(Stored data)
● ● ● ●

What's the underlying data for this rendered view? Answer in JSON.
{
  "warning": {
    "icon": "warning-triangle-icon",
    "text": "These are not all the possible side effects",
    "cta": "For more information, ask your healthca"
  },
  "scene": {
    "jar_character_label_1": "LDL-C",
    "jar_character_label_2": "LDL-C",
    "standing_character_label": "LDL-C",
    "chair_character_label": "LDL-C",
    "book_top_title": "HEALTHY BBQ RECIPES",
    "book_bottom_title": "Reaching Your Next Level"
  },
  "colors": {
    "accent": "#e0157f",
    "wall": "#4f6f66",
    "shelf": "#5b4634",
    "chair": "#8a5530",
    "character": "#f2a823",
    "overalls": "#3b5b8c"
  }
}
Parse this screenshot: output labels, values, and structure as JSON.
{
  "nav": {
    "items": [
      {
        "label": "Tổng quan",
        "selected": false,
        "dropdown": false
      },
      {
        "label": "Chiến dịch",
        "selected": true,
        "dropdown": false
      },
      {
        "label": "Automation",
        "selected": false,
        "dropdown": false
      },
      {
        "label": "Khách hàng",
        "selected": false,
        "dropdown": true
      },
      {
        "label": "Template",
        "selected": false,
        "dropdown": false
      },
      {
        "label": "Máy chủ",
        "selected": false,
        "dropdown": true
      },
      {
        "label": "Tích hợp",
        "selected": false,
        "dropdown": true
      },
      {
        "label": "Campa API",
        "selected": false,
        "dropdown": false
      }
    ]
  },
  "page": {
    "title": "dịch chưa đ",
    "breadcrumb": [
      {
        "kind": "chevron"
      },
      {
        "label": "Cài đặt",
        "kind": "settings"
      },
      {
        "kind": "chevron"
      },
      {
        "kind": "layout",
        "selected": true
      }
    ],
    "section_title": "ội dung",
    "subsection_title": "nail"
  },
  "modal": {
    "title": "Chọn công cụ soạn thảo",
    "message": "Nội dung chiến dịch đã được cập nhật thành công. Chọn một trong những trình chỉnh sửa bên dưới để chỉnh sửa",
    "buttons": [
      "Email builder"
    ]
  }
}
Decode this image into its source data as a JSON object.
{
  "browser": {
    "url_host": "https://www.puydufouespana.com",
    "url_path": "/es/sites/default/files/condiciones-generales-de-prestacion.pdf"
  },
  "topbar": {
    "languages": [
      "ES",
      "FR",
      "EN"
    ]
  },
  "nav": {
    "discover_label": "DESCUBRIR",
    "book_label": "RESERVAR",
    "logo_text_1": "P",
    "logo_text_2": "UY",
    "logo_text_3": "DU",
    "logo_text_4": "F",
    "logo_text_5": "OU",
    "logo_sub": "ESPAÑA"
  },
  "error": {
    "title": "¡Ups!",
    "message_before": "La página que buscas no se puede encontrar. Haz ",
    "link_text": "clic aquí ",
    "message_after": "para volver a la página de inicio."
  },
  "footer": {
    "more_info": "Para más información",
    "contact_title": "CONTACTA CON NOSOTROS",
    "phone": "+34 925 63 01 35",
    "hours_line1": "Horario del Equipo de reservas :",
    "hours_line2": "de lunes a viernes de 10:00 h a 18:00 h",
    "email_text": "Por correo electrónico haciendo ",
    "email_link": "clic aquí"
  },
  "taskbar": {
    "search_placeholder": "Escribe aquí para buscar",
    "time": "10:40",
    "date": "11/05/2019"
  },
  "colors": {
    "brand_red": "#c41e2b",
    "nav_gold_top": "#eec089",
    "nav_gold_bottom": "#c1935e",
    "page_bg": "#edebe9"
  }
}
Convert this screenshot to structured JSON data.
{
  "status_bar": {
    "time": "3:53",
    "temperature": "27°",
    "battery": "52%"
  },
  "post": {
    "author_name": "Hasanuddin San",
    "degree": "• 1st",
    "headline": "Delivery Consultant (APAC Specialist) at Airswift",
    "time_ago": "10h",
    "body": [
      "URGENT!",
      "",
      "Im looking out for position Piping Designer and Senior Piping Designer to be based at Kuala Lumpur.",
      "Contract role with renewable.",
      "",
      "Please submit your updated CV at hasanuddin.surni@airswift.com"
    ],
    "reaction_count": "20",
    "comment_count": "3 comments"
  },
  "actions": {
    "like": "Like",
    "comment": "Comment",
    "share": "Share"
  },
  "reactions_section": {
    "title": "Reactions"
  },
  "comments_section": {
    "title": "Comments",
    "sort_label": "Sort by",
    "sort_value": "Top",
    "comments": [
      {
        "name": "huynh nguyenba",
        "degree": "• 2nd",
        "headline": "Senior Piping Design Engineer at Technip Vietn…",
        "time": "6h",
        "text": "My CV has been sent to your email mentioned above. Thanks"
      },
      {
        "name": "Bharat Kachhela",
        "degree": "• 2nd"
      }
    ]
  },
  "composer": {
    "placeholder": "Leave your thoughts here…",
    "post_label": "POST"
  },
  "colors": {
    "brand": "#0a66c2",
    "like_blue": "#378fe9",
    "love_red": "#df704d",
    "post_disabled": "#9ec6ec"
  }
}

● ● ● ●

__What to do__
Filter the listing above for the string "Senior" and copy every matching line.

__Correct answer__
      "Im looking out for position Piping Designer and Senior Piping Designer to be based at Kuala Lumpur.",
        "headline": "Senior Piping Design Engineer at Technip Vietn…",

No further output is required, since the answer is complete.